### [Exercise description]
Compute the number of lines that include the string "diversos", then output that number and nothing else.

### [Source records]
((

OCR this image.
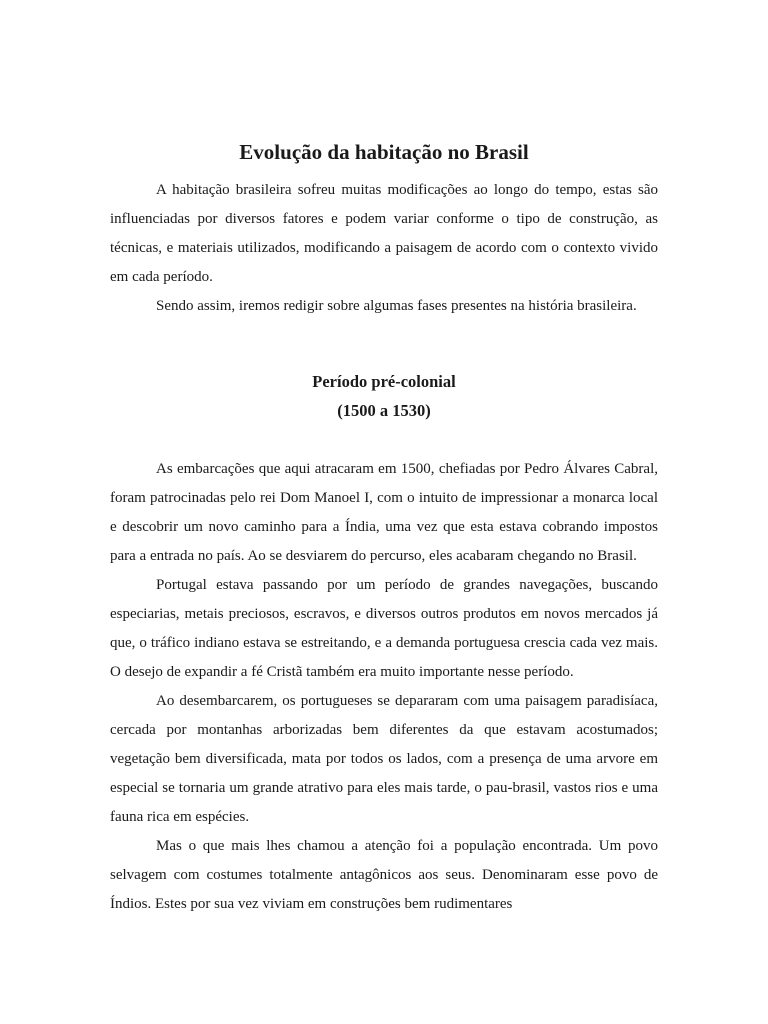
Evolução da habitação no Brasil

A habitação brasileira sofreu muitas modificações ao longo do tempo, estas são influenciadas por diversos fatores e podem variar conforme o tipo de construção, as técnicas, e materiais utilizados, modificando a paisagem de acordo com o contexto vivido em cada período.

Sendo assim, iremos redigir sobre algumas fases presentes na história brasileira.

Período pré-colonial
(1500 a 1530)

As embarcações que aqui atracaram em 1500, chefiadas por Pedro Álvares Cabral, foram patrocinadas pelo rei Dom Manoel I, com o intuito de impressionar a monarca local e descobrir um novo caminho para a Índia, uma vez que esta estava cobrando impostos para a entrada no país. Ao se desviarem do percurso, eles acabaram chegando no Brasil.

Portugal estava passando por um período de grandes navegações, buscando especiarias, metais preciosos, escravos, e diversos outros produtos em novos mercados já que, o tráfico indiano estava se estreitando, e a demanda portuguesa crescia cada vez mais. O desejo de expandir a fé Cristã também era muito importante nesse período.

Ao desembarcarem, os portugueses se depararam com uma paisagem paradisíaca, cercada por montanhas arborizadas bem diferentes da que estavam acostumados; vegetação bem diversificada, mata por todos os lados, com a presença de uma arvore em especial se tornaria um grande atrativo para eles mais tarde, o pau-brasil, vastos rios e uma fauna rica em espécies.

Mas o que mais lhes chamou a atenção foi a população encontrada. Um povo selvagem com costumes totalmente antagônicos aos seus. Denominaram esse povo de Índios. Estes por sua vez viviam em construções bem rudimentares
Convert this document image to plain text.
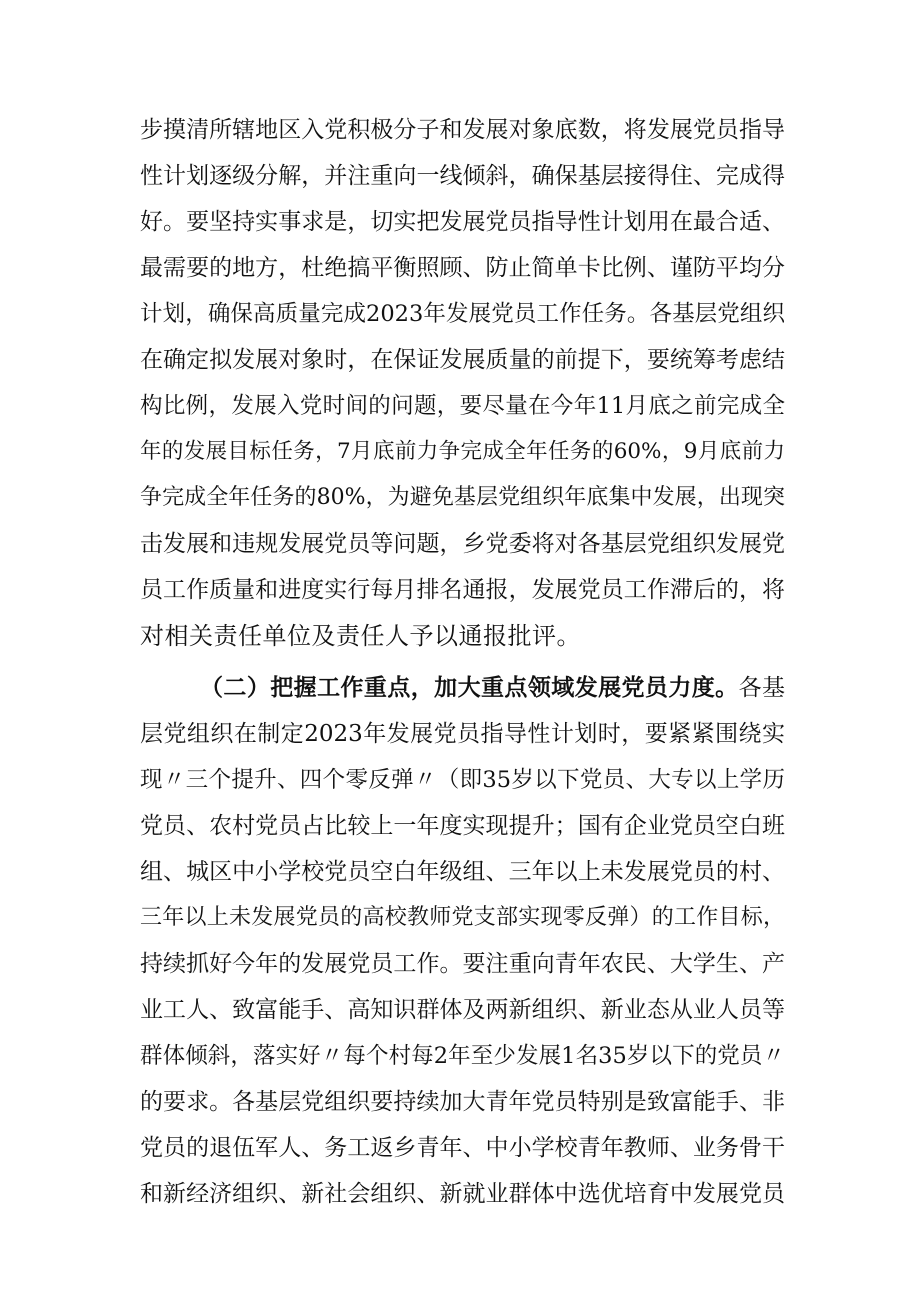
步摸清所辖地区入党积极分子和发展对象底数，将发展党员指导
性计划逐级分解，并注重向一线倾斜，确保基层接得住、完成得
好。要坚持实事求是，切实把发展党员指导性计划用在最合适、
最需要的地方，杜绝搞平衡照顾、防止简单卡比例、谨防平均分
计划，确保高质量完成2023年发展党员工作任务。各基层党组织
在确定拟发展对象时，在保证发展质量的前提下，要统筹考虑结
构比例，发展入党时间的问题，要尽量在今年11月底之前完成全
年的发展目标任务，7月底前力争完成全年任务的60%，9月底前力
争完成全年任务的80%，为避免基层党组织年底集中发展，出现突
击发展和违规发展党员等问题，乡党委将对各基层党组织发展党
员工作质量和进度实行每月排名通报，发展党员工作滞后的，将
对相关责任单位及责任人予以通报批评。
（二）把握工作重点，加大重点领域发展党员力度。各基
层党组织在制定2023年发展党员指导性计划时，要紧紧围绕实
现〃三个提升、四个零反弹〃（即35岁以下党员、大专以上学历
党员、农村党员占比较上一年度实现提升；国有企业党员空白班
组、城区中小学校党员空白年级组、三年以上未发展党员的村、
三年以上未发展党员的高校教师党支部实现零反弹）的工作目标，
持续抓好今年的发展党员工作。要注重向青年农民、大学生、产
业工人、致富能手、高知识群体及两新组织、新业态从业人员等
群体倾斜，落实好〃每个村每2年至少发展1名35岁以下的党员〃
的要求。各基层党组织要持续加大青年党员特别是致富能手、非
党员的退伍军人、务工返乡青年、中小学校青年教师、业务骨干
和新经济组织、新社会组织、新就业群体中选优培育中发展党员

))

### [Full solution]
2